■ **TEXTAUSZUG**:
○ ○ ○ ○ ○

Erziehungsfehler

Schuld an meiner teilweisen sozialistischen Fehlentwicklung haben natürlich meine Eltern. Zu Hause in Altenburg (bis 1963, ich war 8 Jahre alt) lief Westfernsehen und es tönte den ganzen Tag Radio Luxemburg oder irgendwelche anderen Westdudelradiosender. Danach in Lubmin ging das weiter, außer, daß es nur noch den DFF gab – den Deutschen Fernsehfunk.

Überreichweite

Das war für meine Eltern natürlich so nicht hinnehmbar und sie versuchten – mit Höhenverlängerung und Feinjustierung der Fernsehantenne – der Unterreichweite des Westfunks im Nordosten ein Schnippchen zu schlagen. Bei Wetterkapriolen („Überreichweite“) funktionierte das auch manchmal für sehr kurze Zeit. Ansonsten blieb nur das Radio. Aber das reichte, um meine prowestlichen Ansichten zu verfestigen.

○ ○ ○ ○ ○

■ **GEZEIGTES MATERIAL**:
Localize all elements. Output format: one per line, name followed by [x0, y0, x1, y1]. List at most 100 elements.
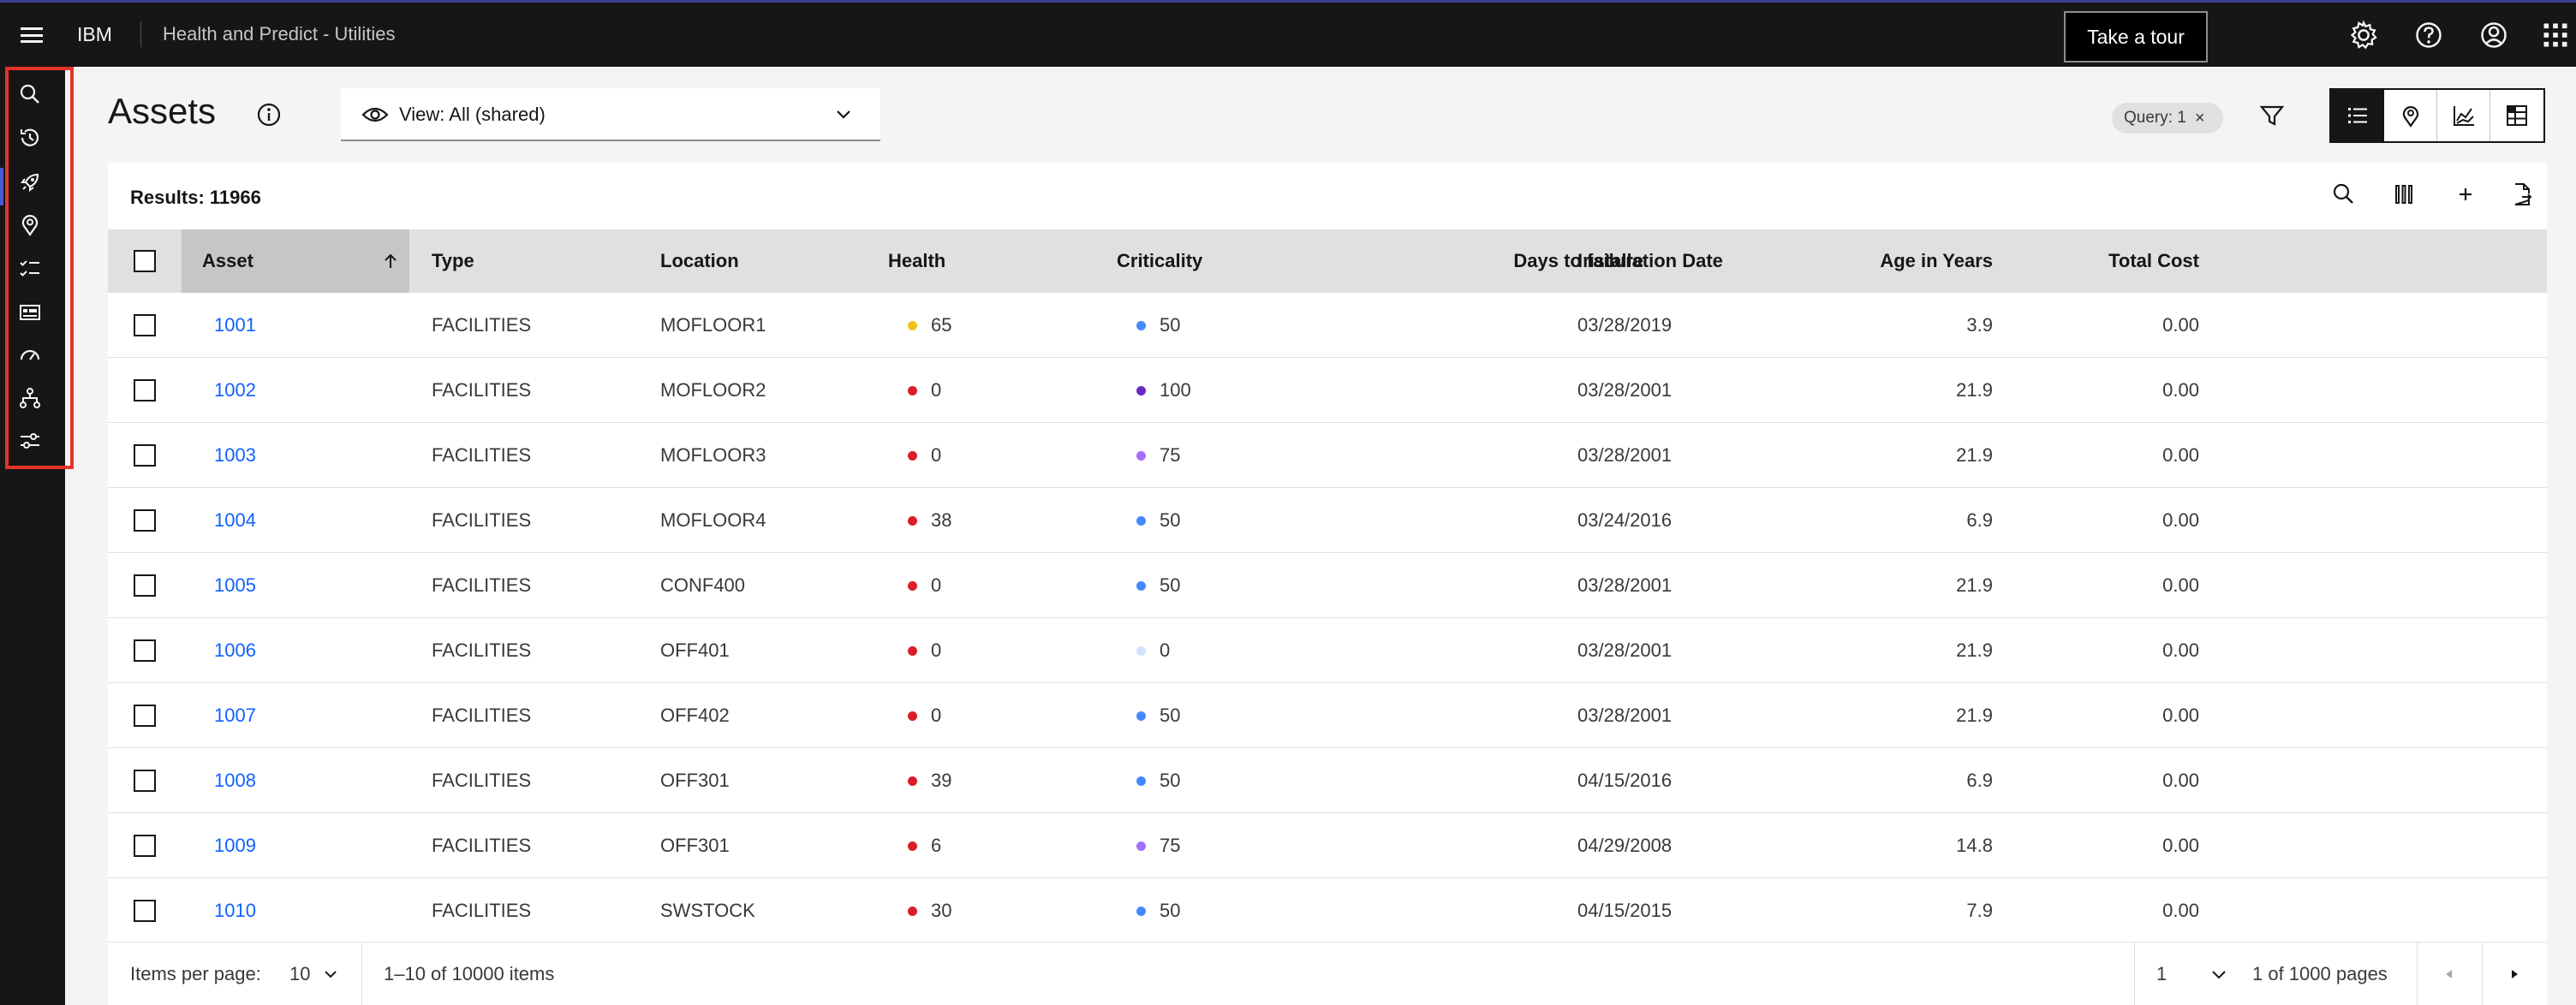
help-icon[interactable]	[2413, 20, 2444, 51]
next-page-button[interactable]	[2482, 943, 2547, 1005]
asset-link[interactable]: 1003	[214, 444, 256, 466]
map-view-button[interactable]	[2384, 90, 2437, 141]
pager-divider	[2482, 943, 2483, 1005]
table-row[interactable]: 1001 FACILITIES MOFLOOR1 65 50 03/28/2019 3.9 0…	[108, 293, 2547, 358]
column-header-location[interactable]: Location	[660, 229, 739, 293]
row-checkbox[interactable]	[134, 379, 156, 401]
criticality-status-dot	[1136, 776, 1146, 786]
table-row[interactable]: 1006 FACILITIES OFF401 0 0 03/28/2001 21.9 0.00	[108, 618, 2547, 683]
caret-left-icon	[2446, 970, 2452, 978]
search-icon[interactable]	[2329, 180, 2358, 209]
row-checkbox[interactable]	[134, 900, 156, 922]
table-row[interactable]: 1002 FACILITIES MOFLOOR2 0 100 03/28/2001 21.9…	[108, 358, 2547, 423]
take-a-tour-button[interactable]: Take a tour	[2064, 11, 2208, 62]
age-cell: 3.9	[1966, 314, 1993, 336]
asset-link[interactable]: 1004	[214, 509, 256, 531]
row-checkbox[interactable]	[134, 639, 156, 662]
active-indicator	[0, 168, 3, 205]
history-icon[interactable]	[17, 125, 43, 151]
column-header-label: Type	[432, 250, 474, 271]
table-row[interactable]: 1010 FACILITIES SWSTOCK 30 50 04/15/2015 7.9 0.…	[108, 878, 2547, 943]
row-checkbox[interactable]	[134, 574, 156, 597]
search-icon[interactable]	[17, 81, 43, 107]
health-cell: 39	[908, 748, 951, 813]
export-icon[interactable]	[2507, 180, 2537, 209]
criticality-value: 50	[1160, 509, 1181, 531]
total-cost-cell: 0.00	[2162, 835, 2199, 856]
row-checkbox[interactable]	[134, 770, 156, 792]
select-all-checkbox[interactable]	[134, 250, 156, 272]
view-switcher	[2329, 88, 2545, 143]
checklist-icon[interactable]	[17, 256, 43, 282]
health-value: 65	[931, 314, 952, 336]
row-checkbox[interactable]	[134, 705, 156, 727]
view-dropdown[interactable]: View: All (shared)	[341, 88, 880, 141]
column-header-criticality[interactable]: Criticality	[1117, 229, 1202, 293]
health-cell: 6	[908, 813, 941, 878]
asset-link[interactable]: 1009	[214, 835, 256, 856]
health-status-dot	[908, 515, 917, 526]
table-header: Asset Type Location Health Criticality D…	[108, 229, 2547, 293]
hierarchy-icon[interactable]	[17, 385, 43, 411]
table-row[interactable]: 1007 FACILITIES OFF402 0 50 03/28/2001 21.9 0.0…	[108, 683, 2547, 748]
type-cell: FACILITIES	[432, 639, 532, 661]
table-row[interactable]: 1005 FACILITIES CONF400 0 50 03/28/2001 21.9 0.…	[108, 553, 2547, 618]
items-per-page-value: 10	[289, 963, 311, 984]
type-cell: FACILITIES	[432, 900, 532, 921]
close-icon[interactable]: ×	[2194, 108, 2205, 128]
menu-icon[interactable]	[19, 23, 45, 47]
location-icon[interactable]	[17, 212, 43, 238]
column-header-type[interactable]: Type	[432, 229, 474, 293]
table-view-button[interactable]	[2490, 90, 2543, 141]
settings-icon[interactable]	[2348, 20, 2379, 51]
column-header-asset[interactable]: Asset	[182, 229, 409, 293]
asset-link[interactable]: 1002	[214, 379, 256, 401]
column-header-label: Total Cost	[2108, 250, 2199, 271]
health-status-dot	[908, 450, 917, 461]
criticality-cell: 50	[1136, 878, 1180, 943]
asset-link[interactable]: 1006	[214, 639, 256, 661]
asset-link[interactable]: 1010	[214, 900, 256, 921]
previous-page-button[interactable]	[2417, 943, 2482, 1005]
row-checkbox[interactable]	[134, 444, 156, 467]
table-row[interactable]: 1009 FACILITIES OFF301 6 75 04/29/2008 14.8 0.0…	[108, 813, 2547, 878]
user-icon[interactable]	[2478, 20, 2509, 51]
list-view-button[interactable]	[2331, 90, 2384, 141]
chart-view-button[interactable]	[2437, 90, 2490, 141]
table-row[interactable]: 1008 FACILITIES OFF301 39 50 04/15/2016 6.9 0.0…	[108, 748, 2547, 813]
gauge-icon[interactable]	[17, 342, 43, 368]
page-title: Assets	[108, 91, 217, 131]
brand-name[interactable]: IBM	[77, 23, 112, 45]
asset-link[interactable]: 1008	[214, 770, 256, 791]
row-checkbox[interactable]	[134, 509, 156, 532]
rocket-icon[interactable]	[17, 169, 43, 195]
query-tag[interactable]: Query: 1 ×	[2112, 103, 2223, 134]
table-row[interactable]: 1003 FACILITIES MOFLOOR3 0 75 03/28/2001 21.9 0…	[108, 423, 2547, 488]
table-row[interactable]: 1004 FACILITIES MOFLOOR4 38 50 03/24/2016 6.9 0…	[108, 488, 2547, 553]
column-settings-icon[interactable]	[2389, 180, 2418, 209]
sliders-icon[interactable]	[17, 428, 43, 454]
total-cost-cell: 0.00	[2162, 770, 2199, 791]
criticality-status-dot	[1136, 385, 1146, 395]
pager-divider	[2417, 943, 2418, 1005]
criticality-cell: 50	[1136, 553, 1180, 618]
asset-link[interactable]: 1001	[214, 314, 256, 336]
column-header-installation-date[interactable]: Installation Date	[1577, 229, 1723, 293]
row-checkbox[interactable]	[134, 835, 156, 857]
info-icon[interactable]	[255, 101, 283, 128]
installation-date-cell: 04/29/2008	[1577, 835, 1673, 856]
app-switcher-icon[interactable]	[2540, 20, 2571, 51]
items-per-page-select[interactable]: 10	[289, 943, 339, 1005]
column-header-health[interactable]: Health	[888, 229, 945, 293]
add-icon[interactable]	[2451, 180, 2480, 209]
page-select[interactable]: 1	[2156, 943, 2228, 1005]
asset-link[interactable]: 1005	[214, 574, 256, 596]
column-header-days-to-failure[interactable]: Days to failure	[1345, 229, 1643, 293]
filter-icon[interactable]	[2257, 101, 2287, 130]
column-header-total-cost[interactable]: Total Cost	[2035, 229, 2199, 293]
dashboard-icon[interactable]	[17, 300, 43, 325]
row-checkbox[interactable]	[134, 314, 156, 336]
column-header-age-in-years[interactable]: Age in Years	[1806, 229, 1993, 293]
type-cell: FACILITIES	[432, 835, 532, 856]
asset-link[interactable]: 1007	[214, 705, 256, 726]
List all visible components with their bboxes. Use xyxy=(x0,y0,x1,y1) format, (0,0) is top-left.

○ ○ ○ ○ ○

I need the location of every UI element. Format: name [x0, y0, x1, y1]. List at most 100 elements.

○ ○ ○ ○ ○

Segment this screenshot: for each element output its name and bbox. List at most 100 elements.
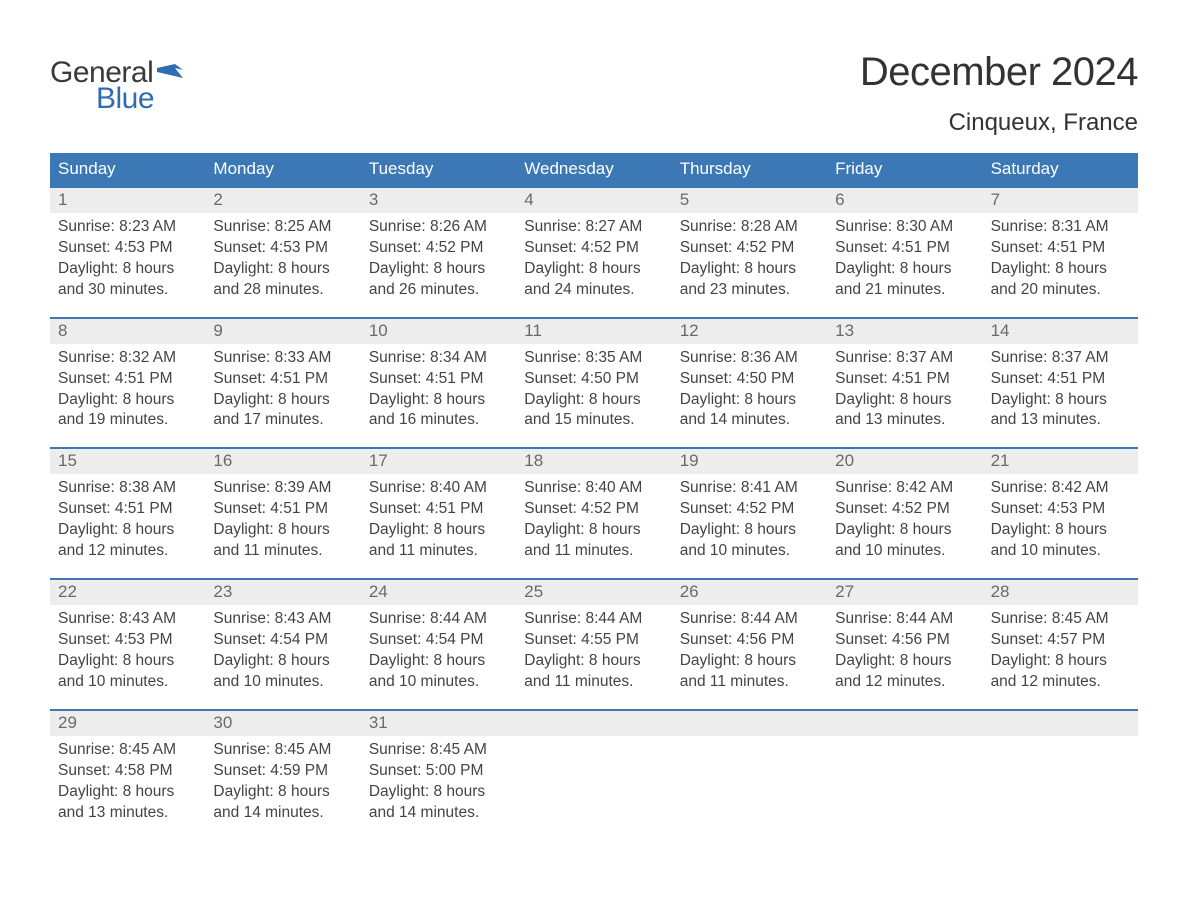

○ ○ ○ ○ ○

■ **ARBEITSAUFTRÄGE**:
(a) Welcher Fernsehsender war laut Textauszug in Lubmin noch zu empfangen?
(b) Erkläre bitte anhand des Textauszugs, weshalb die Eltern die Fernsehantenne erhöhten und fein justierten.
Das Material wird für die Bearbeitung nicht gebraucht.

■ **ANTWORTEN**:
(a) Nur noch der DFF, der Deutsche Fernsehfunk.

(b) In Lubmin gab es nur noch den DFF, und das war für die Eltern nicht hinnehmbar. Mit der Höhenverlängerung und Feinjustierung der Antenne wollten sie der Unterreichweite des Westfunks im Nordosten ein Schnippchen schlagen.